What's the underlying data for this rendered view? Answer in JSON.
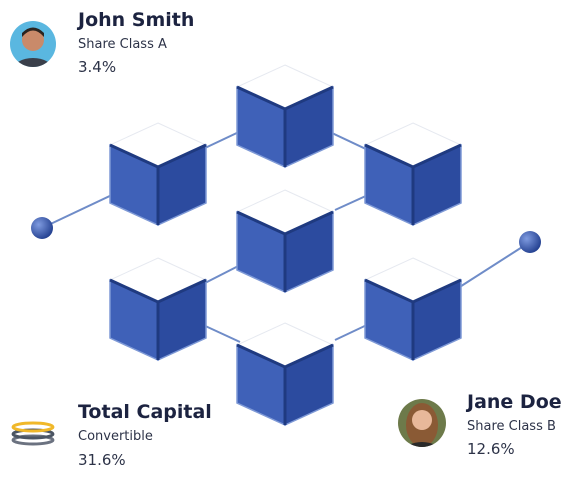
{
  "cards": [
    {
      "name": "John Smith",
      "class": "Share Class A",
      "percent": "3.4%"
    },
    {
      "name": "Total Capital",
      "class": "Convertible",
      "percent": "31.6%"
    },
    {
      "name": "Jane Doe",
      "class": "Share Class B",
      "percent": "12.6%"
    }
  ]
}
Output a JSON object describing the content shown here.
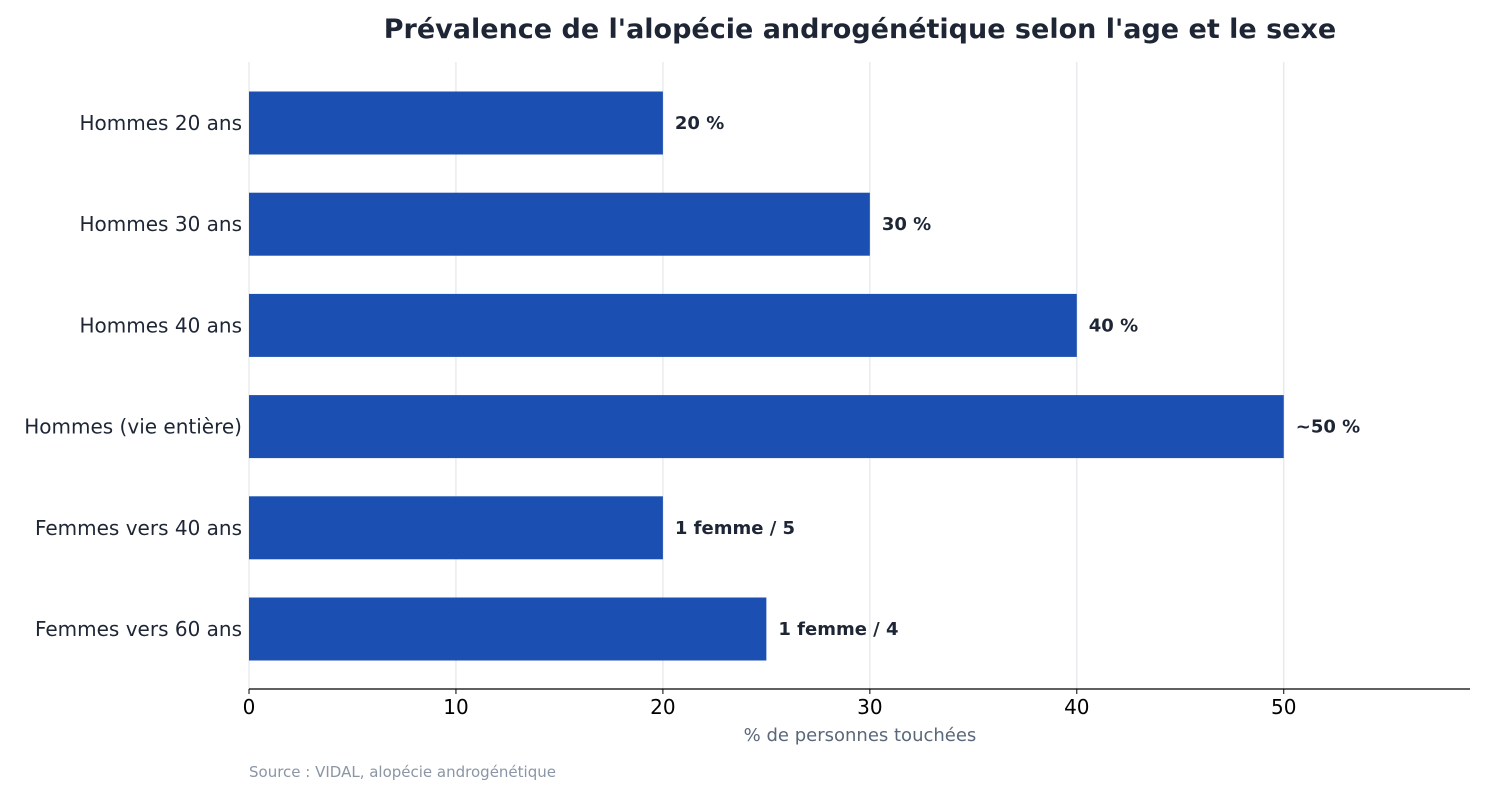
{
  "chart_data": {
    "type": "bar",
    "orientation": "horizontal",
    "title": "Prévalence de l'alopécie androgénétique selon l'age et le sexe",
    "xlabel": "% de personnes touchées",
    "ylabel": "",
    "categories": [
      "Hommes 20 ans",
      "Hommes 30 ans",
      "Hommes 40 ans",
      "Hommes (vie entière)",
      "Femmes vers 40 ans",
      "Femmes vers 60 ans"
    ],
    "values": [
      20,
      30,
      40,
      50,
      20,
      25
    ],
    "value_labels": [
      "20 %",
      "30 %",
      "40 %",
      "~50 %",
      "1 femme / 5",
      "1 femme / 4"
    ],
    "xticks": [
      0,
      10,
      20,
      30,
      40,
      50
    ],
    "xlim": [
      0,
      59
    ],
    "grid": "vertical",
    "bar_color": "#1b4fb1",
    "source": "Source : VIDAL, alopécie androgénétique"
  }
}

◇ ◇ ◇ ◇ ◇

- [THE EXERCISE]: Output, exactly, all the records above; include no pictures.

- [SOLUTION TO THE PROBLEM]:
What's the underlying data for this rendered view? Answer in JSON.
{
  "cards": [
    {
      "name": "John Smith",
      "class": "Share Class A",
      "percent": "3.4%"
    },
    {
      "name": "Total Capital",
      "class": "Convertible",
      "percent": "31.6%"
    },
    {
      "name": "Jane Doe",
      "class": "Share Class B",
      "percent": "12.6%"
    }
  ]
}
Output a JSON object describing the content shown here.
{
  "chart_data": {
    "type": "bar",
    "orientation": "horizontal",
    "title": "Prévalence de l'alopécie androgénétique selon l'age et le sexe",
    "xlabel": "% de personnes touchées",
    "ylabel": "",
    "categories": [
      "Hommes 20 ans",
      "Hommes 30 ans",
      "Hommes 40 ans",
      "Hommes (vie entière)",
      "Femmes vers 40 ans",
      "Femmes vers 60 ans"
    ],
    "values": [
      20,
      30,
      40,
      50,
      20,
      25
    ],
    "value_labels": [
      "20 %",
      "30 %",
      "40 %",
      "~50 %",
      "1 femme / 5",
      "1 femme / 4"
    ],
    "xticks": [
      0,
      10,
      20,
      30,
      40,
      50
    ],
    "xlim": [
      0,
      59
    ],
    "grid": "vertical",
    "bar_color": "#1b4fb1",
    "source": "Source : VIDAL, alopécie androgénétique"
  }
}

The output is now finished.